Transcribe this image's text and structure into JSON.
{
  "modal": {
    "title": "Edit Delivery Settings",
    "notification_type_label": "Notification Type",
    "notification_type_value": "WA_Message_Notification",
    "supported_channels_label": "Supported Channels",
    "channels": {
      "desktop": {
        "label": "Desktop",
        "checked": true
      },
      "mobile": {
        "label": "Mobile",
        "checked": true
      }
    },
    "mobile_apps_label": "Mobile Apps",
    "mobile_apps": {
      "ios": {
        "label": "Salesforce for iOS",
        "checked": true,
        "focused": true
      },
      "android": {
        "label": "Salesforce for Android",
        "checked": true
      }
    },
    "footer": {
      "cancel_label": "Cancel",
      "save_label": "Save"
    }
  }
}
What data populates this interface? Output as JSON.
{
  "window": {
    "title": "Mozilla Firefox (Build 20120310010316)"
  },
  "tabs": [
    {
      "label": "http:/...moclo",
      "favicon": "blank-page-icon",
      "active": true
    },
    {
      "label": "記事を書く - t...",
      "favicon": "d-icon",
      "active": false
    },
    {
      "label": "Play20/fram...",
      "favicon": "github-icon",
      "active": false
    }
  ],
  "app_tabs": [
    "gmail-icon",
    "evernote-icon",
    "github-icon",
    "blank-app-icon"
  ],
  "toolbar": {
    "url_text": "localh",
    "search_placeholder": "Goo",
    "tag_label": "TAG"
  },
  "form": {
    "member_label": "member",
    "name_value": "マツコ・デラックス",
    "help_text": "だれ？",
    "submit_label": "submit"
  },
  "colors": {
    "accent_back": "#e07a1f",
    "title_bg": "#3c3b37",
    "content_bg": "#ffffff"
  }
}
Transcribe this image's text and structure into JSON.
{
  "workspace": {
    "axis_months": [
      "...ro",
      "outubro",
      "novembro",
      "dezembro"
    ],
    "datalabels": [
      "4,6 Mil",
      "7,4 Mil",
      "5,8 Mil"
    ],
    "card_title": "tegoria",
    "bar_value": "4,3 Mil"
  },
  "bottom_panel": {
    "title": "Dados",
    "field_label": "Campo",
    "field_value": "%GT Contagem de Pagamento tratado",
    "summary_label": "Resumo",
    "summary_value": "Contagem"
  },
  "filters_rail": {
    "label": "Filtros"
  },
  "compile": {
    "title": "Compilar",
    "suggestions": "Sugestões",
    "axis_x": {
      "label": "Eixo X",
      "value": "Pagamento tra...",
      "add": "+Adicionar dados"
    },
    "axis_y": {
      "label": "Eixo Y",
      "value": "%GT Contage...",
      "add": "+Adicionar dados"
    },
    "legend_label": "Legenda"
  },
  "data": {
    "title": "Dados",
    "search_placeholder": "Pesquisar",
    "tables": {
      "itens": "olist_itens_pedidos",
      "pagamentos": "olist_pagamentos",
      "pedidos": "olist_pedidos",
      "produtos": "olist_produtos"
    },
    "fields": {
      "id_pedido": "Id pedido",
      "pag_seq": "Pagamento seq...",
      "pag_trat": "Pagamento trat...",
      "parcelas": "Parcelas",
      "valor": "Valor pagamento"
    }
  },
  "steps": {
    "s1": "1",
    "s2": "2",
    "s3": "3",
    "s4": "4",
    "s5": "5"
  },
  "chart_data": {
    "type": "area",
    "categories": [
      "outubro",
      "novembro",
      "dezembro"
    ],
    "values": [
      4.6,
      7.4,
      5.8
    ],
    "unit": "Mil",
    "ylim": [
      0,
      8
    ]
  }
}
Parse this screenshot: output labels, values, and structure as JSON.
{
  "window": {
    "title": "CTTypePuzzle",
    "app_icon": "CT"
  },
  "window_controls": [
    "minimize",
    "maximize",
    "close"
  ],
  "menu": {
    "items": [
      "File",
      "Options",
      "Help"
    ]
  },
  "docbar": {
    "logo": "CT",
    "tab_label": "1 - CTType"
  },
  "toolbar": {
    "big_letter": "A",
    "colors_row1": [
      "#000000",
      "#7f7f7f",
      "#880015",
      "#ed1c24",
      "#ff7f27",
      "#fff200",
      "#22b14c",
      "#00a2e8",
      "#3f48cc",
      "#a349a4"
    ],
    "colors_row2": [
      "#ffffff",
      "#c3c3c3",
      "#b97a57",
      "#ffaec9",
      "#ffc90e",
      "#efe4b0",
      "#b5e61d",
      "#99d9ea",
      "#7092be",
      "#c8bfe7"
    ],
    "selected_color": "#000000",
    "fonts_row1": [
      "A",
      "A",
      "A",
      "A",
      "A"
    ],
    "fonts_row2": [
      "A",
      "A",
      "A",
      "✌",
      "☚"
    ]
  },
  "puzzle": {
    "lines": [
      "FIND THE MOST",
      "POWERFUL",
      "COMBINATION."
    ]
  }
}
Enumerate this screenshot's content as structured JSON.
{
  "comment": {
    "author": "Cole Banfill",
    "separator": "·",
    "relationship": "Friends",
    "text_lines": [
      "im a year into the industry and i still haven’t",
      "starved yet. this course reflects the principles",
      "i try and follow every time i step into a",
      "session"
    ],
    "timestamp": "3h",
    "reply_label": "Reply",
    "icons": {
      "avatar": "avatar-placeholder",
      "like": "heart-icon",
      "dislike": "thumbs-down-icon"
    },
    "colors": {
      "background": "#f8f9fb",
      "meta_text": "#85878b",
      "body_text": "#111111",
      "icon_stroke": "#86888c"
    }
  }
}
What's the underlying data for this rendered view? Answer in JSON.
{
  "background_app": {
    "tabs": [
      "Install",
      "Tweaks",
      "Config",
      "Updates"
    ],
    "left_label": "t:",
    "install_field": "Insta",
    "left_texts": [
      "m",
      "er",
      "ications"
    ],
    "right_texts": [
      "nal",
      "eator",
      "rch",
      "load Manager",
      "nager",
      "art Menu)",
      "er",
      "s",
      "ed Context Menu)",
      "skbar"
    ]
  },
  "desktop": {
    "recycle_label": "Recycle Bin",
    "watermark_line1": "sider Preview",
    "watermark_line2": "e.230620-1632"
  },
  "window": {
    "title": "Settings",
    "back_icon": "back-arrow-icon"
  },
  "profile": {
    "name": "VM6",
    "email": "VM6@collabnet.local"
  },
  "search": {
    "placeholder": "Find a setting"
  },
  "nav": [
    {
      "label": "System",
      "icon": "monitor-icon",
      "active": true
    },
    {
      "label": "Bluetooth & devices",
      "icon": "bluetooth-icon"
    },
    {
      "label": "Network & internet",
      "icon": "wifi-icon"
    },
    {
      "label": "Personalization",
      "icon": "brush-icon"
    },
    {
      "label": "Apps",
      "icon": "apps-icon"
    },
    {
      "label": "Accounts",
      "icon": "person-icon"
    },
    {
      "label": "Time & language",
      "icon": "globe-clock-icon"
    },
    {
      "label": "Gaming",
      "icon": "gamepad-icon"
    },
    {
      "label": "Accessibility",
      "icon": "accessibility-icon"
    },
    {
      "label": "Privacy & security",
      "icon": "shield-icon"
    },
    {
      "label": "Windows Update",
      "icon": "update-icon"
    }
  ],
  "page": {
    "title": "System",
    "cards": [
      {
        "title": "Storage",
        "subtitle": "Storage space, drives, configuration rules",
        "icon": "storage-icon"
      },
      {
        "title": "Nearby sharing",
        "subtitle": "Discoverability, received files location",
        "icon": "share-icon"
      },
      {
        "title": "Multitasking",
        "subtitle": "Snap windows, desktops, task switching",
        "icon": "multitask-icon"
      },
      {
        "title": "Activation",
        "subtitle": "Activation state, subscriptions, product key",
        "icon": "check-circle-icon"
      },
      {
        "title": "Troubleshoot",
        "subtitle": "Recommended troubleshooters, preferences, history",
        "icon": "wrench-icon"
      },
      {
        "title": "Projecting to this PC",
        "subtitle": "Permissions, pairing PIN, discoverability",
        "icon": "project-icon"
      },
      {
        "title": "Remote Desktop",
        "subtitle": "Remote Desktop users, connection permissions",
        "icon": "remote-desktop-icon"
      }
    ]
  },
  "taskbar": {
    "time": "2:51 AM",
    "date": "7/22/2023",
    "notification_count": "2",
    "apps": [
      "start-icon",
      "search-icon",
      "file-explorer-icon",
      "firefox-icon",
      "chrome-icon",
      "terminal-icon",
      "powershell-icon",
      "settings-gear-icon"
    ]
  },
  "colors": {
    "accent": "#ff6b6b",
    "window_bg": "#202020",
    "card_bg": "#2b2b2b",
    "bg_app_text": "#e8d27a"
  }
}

- WORK INSTRUCTIONS
Check each line of the data above for the word "Contagem" and say how many lines have it. Give the number alone.

- RIGHT ANSWER
2